_SHORT EXERCISE_
Write out the data again exactly, skipping every picture.

_PROVIDED MATERIAL_
§ §

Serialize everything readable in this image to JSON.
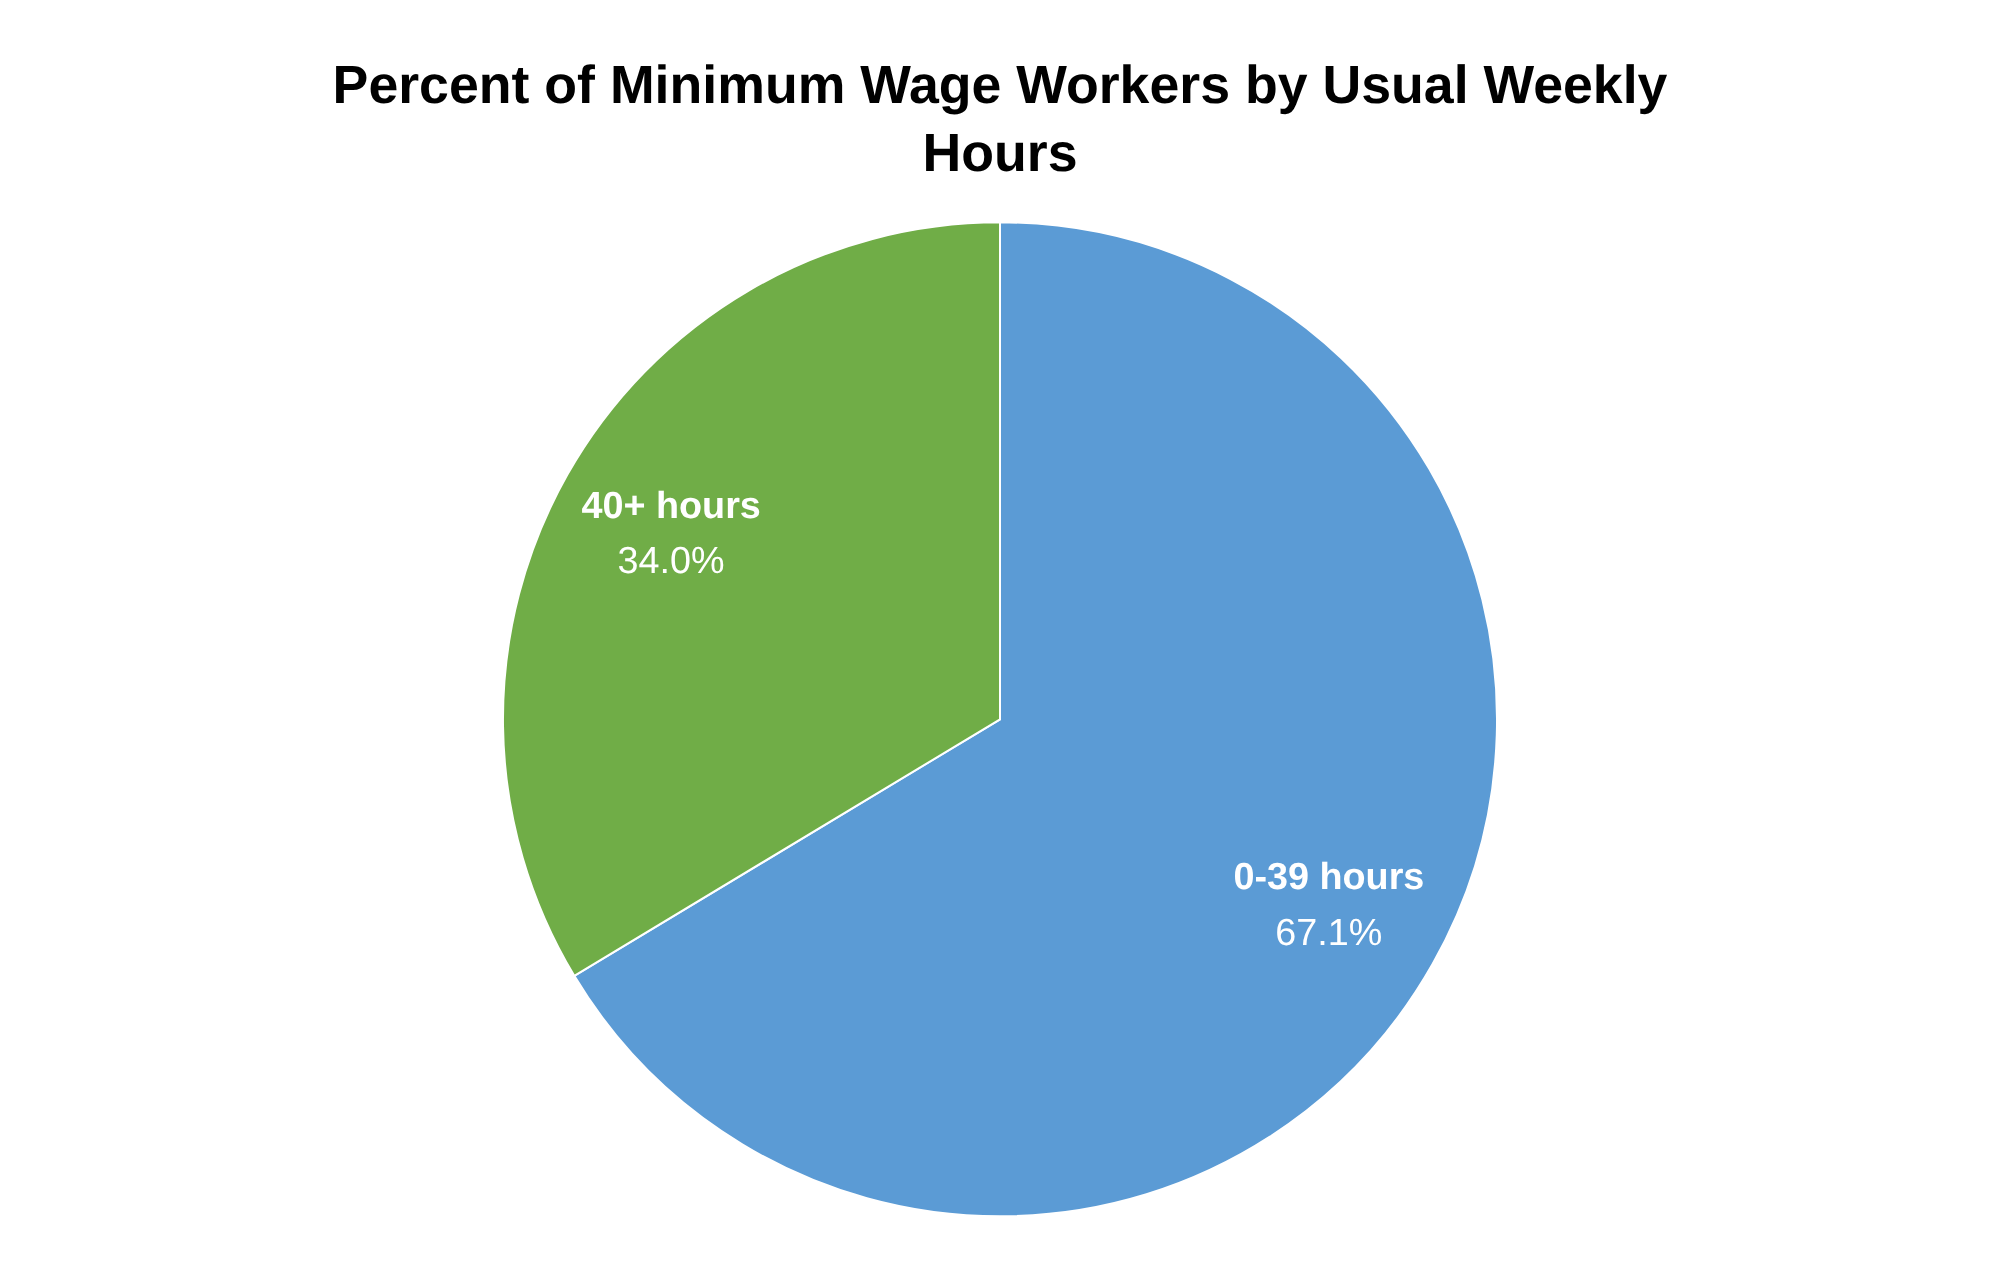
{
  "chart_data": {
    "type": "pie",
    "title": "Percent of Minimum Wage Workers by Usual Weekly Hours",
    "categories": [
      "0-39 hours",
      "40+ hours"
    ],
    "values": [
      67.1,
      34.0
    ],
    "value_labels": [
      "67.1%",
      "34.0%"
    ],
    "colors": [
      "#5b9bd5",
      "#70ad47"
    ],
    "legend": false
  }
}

§ §

_SOLUTION FOR THIS EXERCISE_
Serialize everything readable in this image to JSON.
{
  "chart_data": {
    "type": "pie",
    "title": "Percent of Minimum Wage Workers by Usual Weekly Hours",
    "categories": [
      "0-39 hours",
      "40+ hours"
    ],
    "values": [
      67.1,
      34.0
    ],
    "value_labels": [
      "67.1%",
      "34.0%"
    ],
    "colors": [
      "#5b9bd5",
      "#70ad47"
    ],
    "legend": false
  }
}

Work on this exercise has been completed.